◆ Instruction ◆
Draw out every line with the word "novembre" from the listing below.

◆ Task input ◆
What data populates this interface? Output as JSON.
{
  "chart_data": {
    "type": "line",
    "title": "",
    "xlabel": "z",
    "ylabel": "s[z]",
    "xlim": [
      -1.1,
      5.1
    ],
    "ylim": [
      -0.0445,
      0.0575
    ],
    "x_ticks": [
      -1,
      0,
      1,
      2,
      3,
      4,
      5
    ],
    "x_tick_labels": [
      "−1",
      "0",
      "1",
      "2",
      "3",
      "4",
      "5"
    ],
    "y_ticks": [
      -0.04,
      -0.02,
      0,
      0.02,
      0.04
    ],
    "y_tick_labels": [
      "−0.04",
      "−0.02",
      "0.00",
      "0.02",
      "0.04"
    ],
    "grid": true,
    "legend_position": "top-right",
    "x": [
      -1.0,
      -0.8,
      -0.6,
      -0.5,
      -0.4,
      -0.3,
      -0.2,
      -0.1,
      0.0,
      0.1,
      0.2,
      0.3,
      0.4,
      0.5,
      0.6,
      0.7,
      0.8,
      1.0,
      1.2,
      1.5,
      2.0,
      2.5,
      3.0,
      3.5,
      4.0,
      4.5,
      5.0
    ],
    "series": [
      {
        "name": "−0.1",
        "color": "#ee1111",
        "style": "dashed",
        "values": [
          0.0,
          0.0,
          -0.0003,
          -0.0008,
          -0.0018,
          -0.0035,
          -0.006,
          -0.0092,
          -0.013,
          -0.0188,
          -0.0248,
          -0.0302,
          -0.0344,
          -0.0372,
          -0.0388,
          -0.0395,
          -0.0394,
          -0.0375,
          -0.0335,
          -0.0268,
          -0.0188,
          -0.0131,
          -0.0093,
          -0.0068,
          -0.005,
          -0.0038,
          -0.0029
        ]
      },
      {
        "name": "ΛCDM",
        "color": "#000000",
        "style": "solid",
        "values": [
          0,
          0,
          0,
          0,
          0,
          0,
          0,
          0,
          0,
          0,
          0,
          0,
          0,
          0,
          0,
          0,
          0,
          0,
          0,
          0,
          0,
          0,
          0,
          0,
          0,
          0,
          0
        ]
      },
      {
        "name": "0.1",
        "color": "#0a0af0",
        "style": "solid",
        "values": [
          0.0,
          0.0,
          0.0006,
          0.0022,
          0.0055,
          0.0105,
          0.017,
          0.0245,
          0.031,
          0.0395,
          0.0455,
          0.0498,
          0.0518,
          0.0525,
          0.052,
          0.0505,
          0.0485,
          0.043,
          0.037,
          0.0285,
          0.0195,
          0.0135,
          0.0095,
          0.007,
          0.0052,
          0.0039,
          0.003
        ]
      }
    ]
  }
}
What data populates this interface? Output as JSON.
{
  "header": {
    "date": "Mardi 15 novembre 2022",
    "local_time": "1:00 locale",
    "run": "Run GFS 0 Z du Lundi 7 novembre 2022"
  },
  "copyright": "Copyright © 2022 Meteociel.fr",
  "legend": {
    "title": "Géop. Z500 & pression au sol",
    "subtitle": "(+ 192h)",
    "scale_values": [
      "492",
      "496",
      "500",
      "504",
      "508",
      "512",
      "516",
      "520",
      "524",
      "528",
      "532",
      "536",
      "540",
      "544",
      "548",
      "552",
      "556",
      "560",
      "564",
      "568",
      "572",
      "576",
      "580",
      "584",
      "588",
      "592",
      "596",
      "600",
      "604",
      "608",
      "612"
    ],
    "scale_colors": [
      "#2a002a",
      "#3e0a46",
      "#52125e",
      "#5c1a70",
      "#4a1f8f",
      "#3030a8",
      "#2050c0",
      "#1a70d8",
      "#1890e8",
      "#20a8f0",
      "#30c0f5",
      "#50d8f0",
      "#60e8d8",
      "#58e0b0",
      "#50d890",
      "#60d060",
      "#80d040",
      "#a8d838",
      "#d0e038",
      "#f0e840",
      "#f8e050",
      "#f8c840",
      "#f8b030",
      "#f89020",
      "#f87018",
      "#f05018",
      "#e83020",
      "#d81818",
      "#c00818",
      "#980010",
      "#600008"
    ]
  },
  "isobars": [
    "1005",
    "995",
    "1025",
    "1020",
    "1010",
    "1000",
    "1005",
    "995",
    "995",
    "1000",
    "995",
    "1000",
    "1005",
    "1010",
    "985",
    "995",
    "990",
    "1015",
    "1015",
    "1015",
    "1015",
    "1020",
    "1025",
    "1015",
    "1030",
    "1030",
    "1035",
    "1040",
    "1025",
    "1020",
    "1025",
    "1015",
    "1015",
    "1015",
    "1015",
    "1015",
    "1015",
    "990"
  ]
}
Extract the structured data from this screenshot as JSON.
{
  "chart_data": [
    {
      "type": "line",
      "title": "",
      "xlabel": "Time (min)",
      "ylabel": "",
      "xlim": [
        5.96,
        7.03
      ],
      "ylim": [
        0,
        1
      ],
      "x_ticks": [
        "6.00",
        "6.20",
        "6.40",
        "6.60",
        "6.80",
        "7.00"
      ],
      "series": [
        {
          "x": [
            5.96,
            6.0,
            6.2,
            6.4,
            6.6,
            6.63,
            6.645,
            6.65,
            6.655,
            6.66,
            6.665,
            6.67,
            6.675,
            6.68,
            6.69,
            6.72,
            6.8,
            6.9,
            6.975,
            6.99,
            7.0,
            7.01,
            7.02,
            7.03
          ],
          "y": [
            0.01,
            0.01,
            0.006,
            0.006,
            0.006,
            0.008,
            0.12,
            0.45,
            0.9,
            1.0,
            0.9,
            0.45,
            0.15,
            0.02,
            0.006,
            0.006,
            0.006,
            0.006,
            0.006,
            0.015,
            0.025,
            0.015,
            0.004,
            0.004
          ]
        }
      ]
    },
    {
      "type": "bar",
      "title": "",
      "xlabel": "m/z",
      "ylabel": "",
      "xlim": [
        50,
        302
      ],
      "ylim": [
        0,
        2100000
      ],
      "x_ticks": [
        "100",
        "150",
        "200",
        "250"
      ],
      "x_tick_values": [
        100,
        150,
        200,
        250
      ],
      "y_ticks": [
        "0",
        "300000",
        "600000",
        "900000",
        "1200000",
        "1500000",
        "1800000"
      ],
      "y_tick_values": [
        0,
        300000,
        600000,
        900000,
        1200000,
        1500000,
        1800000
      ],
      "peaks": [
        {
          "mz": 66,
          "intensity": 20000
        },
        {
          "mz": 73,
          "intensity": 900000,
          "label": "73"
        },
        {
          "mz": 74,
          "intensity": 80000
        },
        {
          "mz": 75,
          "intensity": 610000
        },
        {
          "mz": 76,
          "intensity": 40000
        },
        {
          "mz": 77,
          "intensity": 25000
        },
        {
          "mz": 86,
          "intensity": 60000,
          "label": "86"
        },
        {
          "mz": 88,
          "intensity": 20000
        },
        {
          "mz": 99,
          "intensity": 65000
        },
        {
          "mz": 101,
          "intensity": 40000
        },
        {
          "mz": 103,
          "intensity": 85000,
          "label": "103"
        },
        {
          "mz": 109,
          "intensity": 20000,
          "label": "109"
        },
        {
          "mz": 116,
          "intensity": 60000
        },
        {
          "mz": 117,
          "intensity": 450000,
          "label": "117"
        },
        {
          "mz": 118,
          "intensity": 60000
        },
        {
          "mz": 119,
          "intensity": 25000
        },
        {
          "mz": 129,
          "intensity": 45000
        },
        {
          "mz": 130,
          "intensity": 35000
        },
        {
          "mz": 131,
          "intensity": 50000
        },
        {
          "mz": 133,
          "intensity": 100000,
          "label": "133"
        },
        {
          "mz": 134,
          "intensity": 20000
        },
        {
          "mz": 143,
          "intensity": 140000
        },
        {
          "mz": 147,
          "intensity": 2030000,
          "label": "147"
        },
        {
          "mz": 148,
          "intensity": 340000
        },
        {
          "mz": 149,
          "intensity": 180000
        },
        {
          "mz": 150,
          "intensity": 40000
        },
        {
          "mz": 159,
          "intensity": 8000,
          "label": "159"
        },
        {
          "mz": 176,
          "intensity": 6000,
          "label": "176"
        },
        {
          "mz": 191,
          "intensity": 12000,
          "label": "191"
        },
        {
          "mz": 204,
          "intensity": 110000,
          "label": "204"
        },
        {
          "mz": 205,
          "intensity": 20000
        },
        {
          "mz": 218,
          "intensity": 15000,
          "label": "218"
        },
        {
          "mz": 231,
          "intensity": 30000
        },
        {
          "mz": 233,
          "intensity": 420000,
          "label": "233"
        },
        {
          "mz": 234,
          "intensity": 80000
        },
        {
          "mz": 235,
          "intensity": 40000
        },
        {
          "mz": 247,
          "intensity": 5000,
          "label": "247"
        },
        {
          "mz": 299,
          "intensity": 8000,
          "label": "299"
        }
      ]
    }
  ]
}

◆ Written solution ◆
    "date": "Mardi 15 novembre 2022",
    "run": "Run GFS 0 Z du Lundi 7 novembre 2022"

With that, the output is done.